TASK DETAILS | Copy the listing below line for line, keeping every character unchanged.
◆ ◆ ◆
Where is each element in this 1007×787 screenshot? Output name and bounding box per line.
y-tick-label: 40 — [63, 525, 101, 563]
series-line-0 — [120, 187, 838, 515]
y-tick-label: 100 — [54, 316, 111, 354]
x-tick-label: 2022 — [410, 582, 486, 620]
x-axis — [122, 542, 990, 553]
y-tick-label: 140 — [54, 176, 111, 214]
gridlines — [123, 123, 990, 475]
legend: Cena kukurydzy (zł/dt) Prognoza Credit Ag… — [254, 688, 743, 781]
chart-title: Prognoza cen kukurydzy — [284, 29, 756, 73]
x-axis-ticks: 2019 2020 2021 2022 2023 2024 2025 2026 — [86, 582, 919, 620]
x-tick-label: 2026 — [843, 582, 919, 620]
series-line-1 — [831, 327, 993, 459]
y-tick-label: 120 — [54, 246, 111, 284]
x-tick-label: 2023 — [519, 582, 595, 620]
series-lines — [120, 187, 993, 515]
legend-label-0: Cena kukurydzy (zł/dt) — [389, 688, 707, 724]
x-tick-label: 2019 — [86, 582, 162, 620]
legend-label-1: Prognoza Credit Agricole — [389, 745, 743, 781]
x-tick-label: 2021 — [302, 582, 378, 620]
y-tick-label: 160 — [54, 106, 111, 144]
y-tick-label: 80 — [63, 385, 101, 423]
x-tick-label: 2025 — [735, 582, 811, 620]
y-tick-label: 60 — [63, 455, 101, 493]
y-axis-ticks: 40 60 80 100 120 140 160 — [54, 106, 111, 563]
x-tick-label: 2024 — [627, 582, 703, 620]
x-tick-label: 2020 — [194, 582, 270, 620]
◆ ◆ ◆
FINAL RESULT |
Where is each element in this 1007×787 screenshot? Output name and bounding box per line.
y-tick-label: 40 — [63, 525, 101, 563]
series-line-0 — [120, 187, 838, 515]
y-tick-label: 100 — [54, 316, 111, 354]
x-tick-label: 2022 — [410, 582, 486, 620]
x-axis — [122, 542, 990, 553]
y-tick-label: 140 — [54, 176, 111, 214]
gridlines — [123, 123, 990, 475]
legend: Cena kukurydzy (zł/dt) Prognoza Credit Ag… — [254, 688, 743, 781]
chart-title: Prognoza cen kukurydzy — [284, 29, 756, 73]
x-axis-ticks: 2019 2020 2021 2022 2023 2024 2025 2026 — [86, 582, 919, 620]
x-tick-label: 2026 — [843, 582, 919, 620]
series-line-1 — [831, 327, 993, 459]
y-tick-label: 120 — [54, 246, 111, 284]
x-tick-label: 2023 — [519, 582, 595, 620]
series-lines — [120, 187, 993, 515]
legend-label-0: Cena kukurydzy (zł/dt) — [389, 688, 707, 724]
x-tick-label: 2019 — [86, 582, 162, 620]
legend-label-1: Prognoza Credit Agricole — [389, 745, 743, 781]
x-tick-label: 2021 — [302, 582, 378, 620]
y-tick-label: 160 — [54, 106, 111, 144]
y-tick-label: 80 — [63, 385, 101, 423]
x-tick-label: 2025 — [735, 582, 811, 620]
y-tick-label: 60 — [63, 455, 101, 493]
y-axis-ticks: 40 60 80 100 120 140 160 — [54, 106, 111, 563]
x-tick-label: 2024 — [627, 582, 703, 620]
x-tick-label: 2020 — [194, 582, 270, 620]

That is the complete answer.